Exercise material
——

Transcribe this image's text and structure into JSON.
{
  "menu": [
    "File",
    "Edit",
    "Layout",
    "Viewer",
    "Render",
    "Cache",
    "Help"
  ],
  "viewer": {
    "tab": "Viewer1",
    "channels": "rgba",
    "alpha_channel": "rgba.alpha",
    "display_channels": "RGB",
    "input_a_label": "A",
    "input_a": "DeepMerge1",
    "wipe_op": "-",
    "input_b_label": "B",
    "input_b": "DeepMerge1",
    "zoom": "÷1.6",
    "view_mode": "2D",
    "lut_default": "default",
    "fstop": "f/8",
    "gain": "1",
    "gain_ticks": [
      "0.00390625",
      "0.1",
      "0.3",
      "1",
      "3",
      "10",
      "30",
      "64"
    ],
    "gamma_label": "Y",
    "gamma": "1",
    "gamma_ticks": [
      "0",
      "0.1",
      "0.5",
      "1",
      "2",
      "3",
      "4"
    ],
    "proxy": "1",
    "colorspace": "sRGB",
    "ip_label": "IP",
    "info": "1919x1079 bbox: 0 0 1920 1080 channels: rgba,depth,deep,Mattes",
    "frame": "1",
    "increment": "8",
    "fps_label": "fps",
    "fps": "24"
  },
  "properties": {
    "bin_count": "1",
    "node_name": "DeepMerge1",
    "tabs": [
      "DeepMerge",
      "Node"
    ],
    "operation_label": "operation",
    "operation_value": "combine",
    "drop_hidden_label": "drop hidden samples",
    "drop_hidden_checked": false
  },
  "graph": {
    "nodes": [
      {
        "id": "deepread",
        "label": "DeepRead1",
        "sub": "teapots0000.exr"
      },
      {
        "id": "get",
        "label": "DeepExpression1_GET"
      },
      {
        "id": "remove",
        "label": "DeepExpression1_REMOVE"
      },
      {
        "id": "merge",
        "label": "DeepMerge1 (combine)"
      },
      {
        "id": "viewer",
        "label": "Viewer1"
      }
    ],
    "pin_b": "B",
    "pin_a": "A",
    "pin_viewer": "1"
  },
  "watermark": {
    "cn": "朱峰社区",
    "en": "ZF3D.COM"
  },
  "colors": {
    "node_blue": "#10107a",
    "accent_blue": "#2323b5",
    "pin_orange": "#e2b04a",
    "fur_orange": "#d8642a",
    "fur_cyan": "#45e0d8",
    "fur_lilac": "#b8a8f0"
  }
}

——

Task to carry out
Would you restate each of the entries word for word?

Exercise solution
Transcribe this image's text and structure into JSON.
{
  "menu": [
    "File",
    "Edit",
    "Layout",
    "Viewer",
    "Render",
    "Cache",
    "Help"
  ],
  "viewer": {
    "tab": "Viewer1",
    "channels": "rgba",
    "alpha_channel": "rgba.alpha",
    "display_channels": "RGB",
    "input_a_label": "A",
    "input_a": "DeepMerge1",
    "wipe_op": "-",
    "input_b_label": "B",
    "input_b": "DeepMerge1",
    "zoom": "÷1.6",
    "view_mode": "2D",
    "lut_default": "default",
    "fstop": "f/8",
    "gain": "1",
    "gain_ticks": [
      "0.00390625",
      "0.1",
      "0.3",
      "1",
      "3",
      "10",
      "30",
      "64"
    ],
    "gamma_label": "Y",
    "gamma": "1",
    "gamma_ticks": [
      "0",
      "0.1",
      "0.5",
      "1",
      "2",
      "3",
      "4"
    ],
    "proxy": "1",
    "colorspace": "sRGB",
    "ip_label": "IP",
    "info": "1919x1079 bbox: 0 0 1920 1080 channels: rgba,depth,deep,Mattes",
    "frame": "1",
    "increment": "8",
    "fps_label": "fps",
    "fps": "24"
  },
  "properties": {
    "bin_count": "1",
    "node_name": "DeepMerge1",
    "tabs": [
      "DeepMerge",
      "Node"
    ],
    "operation_label": "operation",
    "operation_value": "combine",
    "drop_hidden_label": "drop hidden samples",
    "drop_hidden_checked": false
  },
  "graph": {
    "nodes": [
      {
        "id": "deepread",
        "label": "DeepRead1",
        "sub": "teapots0000.exr"
      },
      {
        "id": "get",
        "label": "DeepExpression1_GET"
      },
      {
        "id": "remove",
        "label": "DeepExpression1_REMOVE"
      },
      {
        "id": "merge",
        "label": "DeepMerge1 (combine)"
      },
      {
        "id": "viewer",
        "label": "Viewer1"
      }
    ],
    "pin_b": "B",
    "pin_a": "A",
    "pin_viewer": "1"
  },
  "watermark": {
    "cn": "朱峰社区",
    "en": "ZF3D.COM"
  },
  "colors": {
    "node_blue": "#10107a",
    "accent_blue": "#2323b5",
    "pin_orange": "#e2b04a",
    "fur_orange": "#d8642a",
    "fur_cyan": "#45e0d8",
    "fur_lilac": "#b8a8f0"
  }
}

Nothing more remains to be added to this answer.